**TRY IT**: Pictures do not belong in the copy; restate the records below word for word.

**PROVIDED MATERIAL**:
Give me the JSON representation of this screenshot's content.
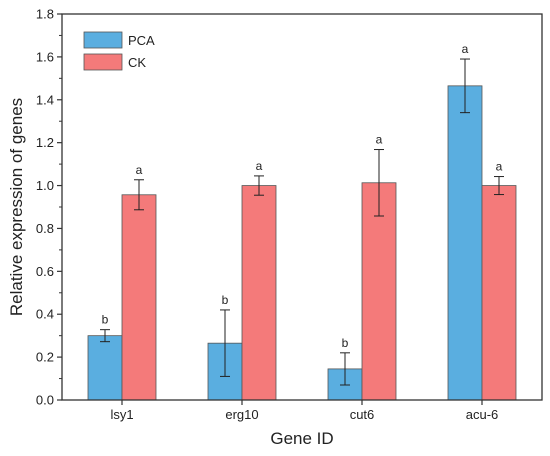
{
  "chart_data": {
    "type": "bar",
    "xlabel": "Gene ID",
    "ylabel": "Relative expression of genes",
    "ylim": [
      0,
      1.8
    ],
    "yticks": [
      "0.0",
      "0.2",
      "0.4",
      "0.6",
      "0.8",
      "1.0",
      "1.2",
      "1.4",
      "1.6",
      "1.8"
    ],
    "categories": [
      "lsy1",
      "erg10",
      "cut6",
      "acu-6"
    ],
    "legend_position": "top-left",
    "grid": false,
    "series": [
      {
        "name": "PCA",
        "color": "#5aaee0",
        "values": [
          0.3,
          0.265,
          0.145,
          1.465
        ],
        "errors": [
          0.028,
          0.155,
          0.075,
          0.125
        ],
        "labels": [
          "b",
          "b",
          "b",
          "a"
        ]
      },
      {
        "name": "CK",
        "color": "#f47a7a",
        "values": [
          0.957,
          1.0,
          1.013,
          1.0
        ],
        "errors": [
          0.07,
          0.045,
          0.155,
          0.042
        ],
        "labels": [
          "a",
          "a",
          "a",
          "a"
        ]
      }
    ]
  }
}
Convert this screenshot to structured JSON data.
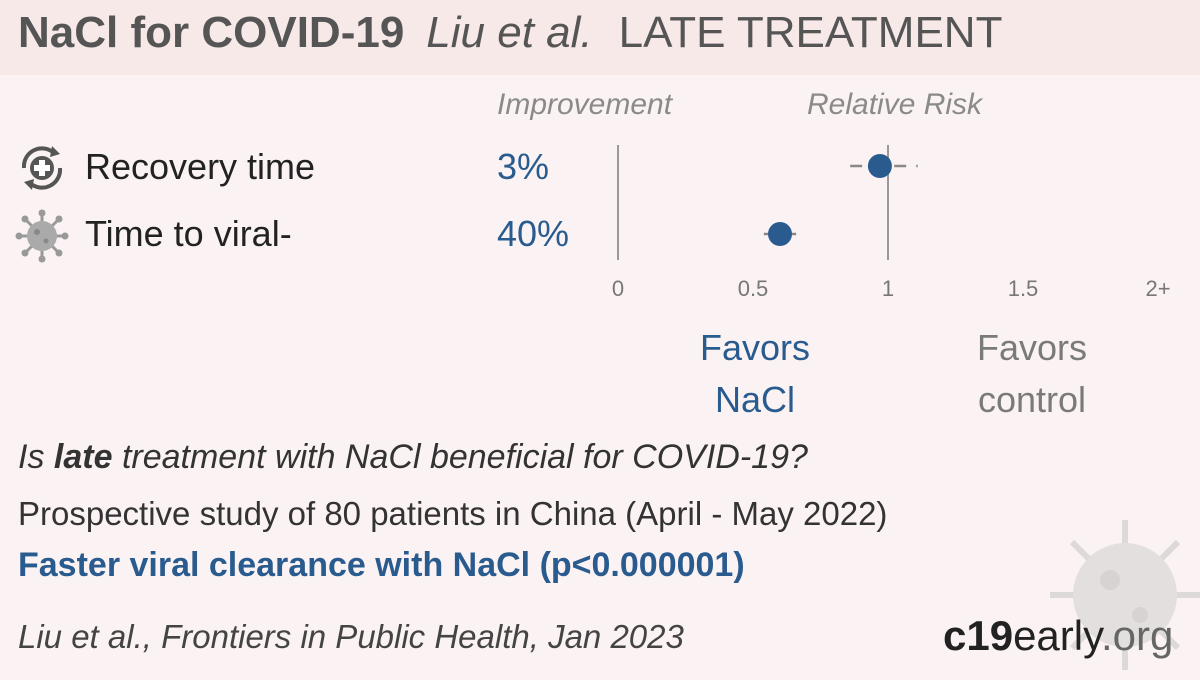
{
  "header": {
    "treatment_title": "NaCl for COVID-19",
    "authors": "Liu et al.",
    "stage": "LATE TREATMENT"
  },
  "columns": {
    "improvement": "Improvement",
    "relative_risk": "Relative Risk"
  },
  "rows": [
    {
      "label": "Recovery time",
      "improvement": "3%",
      "icon": "recovery-clock-icon"
    },
    {
      "label": "Time to viral-",
      "improvement": "40%",
      "icon": "virus-icon"
    }
  ],
  "favors": {
    "left_line1": "Favors",
    "left_line2": "NaCl",
    "right_line1": "Favors",
    "right_line2": "control"
  },
  "question": {
    "pre": "Is ",
    "bold": "late",
    "post": " treatment with NaCl beneficial for COVID-19?"
  },
  "study": "Prospective study of 80 patients in China (April - May 2022)",
  "result": "Faster viral clearance with NaCl (p<0.000001)",
  "citation": "Liu et al., Frontiers in Public Health, Jan 2023",
  "brand": {
    "part1": "c19",
    "part2": "early",
    "part3": ".org"
  },
  "colors": {
    "accent": "#2a5b8f",
    "header_bg": "#f6e9e8",
    "page_bg": "#fbf3f3",
    "ci_line": "#999999"
  },
  "chart_data": {
    "type": "scatter",
    "x_ticks": [
      "0",
      "0.5",
      "1",
      "1.5",
      "2+"
    ],
    "xlim": [
      0,
      2
    ],
    "reference_line": 1,
    "series": [
      {
        "label": "Recovery time",
        "value": 0.97,
        "ci": [
          0.86,
          1.11
        ]
      },
      {
        "label": "Time to viral-",
        "value": 0.6,
        "ci": [
          0.54,
          0.66
        ]
      }
    ]
  }
}
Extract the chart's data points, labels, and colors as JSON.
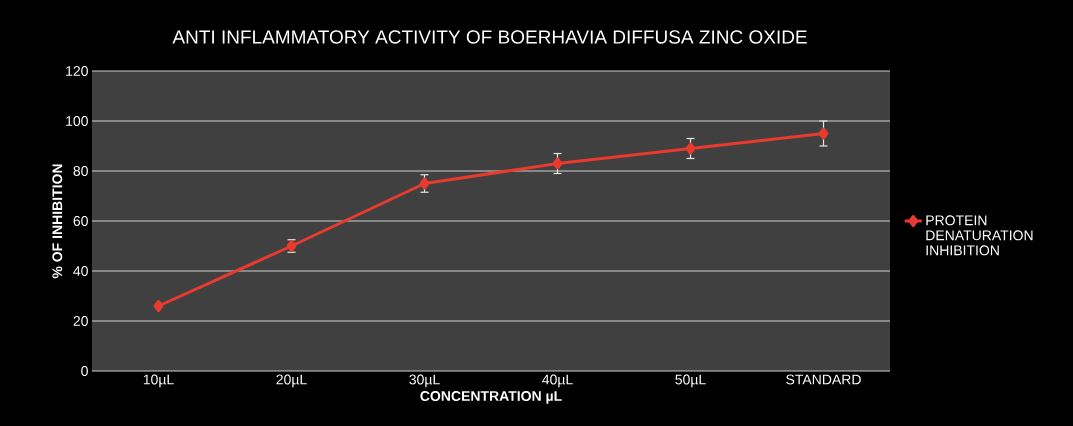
{
  "chart_data": {
    "type": "line",
    "title": "ANTI INFLAMMATORY ACTIVITY OF BOERHAVIA DIFFUSA ZINC OXIDE",
    "xlabel": "CONCENTRATION µL",
    "ylabel": "% OF INHIBITION",
    "categories": [
      "10µL",
      "20µL",
      "30µL",
      "40µL",
      "50µL",
      "STANDARD"
    ],
    "series": [
      {
        "name": "PROTEIN DENATURATION INHIBITION",
        "color": "#e83a2f",
        "values": [
          26,
          50,
          75,
          83,
          89,
          95
        ],
        "errors": [
          null,
          2.5,
          3.5,
          4,
          4,
          5
        ]
      }
    ],
    "ylim": [
      0,
      120
    ],
    "yticks": [
      0,
      20,
      40,
      60,
      80,
      100,
      120
    ],
    "grid": "y",
    "legend": "right",
    "marker": "diamond",
    "line_style": "solid"
  }
}
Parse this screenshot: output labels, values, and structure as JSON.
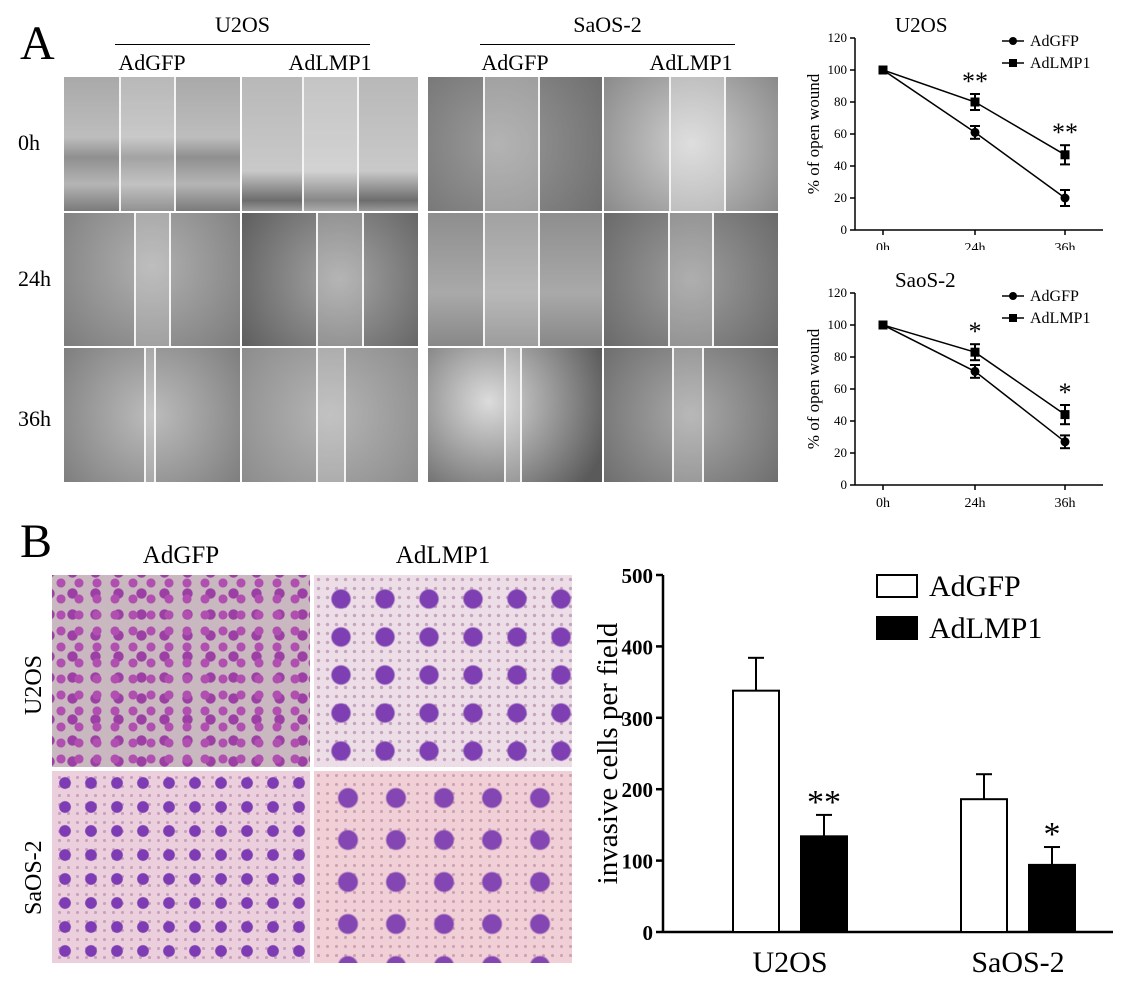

**ANSWER SECTION**:
Give me the JSON representation of this screenshot's content.
{
  "chart_data": {
    "type": "bar",
    "xlabel": "Gene ID",
    "ylabel": "Relative expression of genes",
    "ylim": [
      0,
      1.8
    ],
    "yticks": [
      "0.0",
      "0.2",
      "0.4",
      "0.6",
      "0.8",
      "1.0",
      "1.2",
      "1.4",
      "1.6",
      "1.8"
    ],
    "categories": [
      "lsy1",
      "erg10",
      "cut6",
      "acu-6"
    ],
    "legend_position": "top-left",
    "grid": false,
    "series": [
      {
        "name": "PCA",
        "color": "#5aaee0",
        "values": [
          0.3,
          0.265,
          0.145,
          1.465
        ],
        "errors": [
          0.028,
          0.155,
          0.075,
          0.125
        ],
        "labels": [
          "b",
          "b",
          "b",
          "a"
        ]
      },
      {
        "name": "CK",
        "color": "#f47a7a",
        "values": [
          0.957,
          1.0,
          1.013,
          1.0
        ],
        "errors": [
          0.07,
          0.045,
          0.155,
          0.042
        ],
        "labels": [
          "a",
          "a",
          "a",
          "a"
        ]
      }
    ]
  }
}
Convert this screenshot to structured JSON data.
{
  "header": {
    "treatment_title": "NaCl for COVID-19",
    "authors": "Liu et al.",
    "stage": "LATE TREATMENT"
  },
  "columns": {
    "improvement": "Improvement",
    "relative_risk": "Relative Risk"
  },
  "rows": [
    {
      "label": "Recovery time",
      "improvement": "3%",
      "icon": "recovery-clock-icon"
    },
    {
      "label": "Time to viral-",
      "improvement": "40%",
      "icon": "virus-icon"
    }
  ],
  "favors": {
    "left_line1": "Favors",
    "left_line2": "NaCl",
    "right_line1": "Favors",
    "right_line2": "control"
  },
  "question": {
    "pre": "Is ",
    "bold": "late",
    "post": " treatment with NaCl beneficial for COVID-19?"
  },
  "study": "Prospective study of 80 patients in China (April - May 2022)",
  "result": "Faster viral clearance with NaCl (p<0.000001)",
  "citation": "Liu et al., Frontiers in Public Health, Jan 2023",
  "brand": {
    "part1": "c19",
    "part2": "early",
    "part3": ".org"
  },
  "colors": {
    "accent": "#2a5b8f",
    "header_bg": "#f6e9e8",
    "page_bg": "#fbf3f3",
    "ci_line": "#999999"
  },
  "chart_data": {
    "type": "scatter",
    "x_ticks": [
      "0",
      "0.5",
      "1",
      "1.5",
      "2+"
    ],
    "xlim": [
      0,
      2
    ],
    "reference_line": 1,
    "series": [
      {
        "label": "Recovery time",
        "value": 0.97,
        "ci": [
          0.86,
          1.11
        ]
      },
      {
        "label": "Time to viral-",
        "value": 0.6,
        "ci": [
          0.54,
          0.66
        ]
      }
    ]
  }
}
Extract the chart's data points, labels, and colors as JSON.
{
  "chart_data": {
    "type": "line",
    "title": "ANTI INFLAMMATORY ACTIVITY OF BOERHAVIA DIFFUSA ZINC OXIDE",
    "xlabel": "CONCENTRATION µL",
    "ylabel": "% OF INHIBITION",
    "categories": [
      "10µL",
      "20µL",
      "30µL",
      "40µL",
      "50µL",
      "STANDARD"
    ],
    "series": [
      {
        "name": "PROTEIN DENATURATION INHIBITION",
        "color": "#e83a2f",
        "values": [
          26,
          50,
          75,
          83,
          89,
          95
        ],
        "errors": [
          null,
          2.5,
          3.5,
          4,
          4,
          5
        ]
      }
    ],
    "ylim": [
      0,
      120
    ],
    "yticks": [
      0,
      20,
      40,
      60,
      80,
      100,
      120
    ],
    "grid": "y",
    "legend": "right",
    "marker": "diamond",
    "line_style": "solid"
  }
}
Parse this screenshot: output labels, values, and structure as JSON.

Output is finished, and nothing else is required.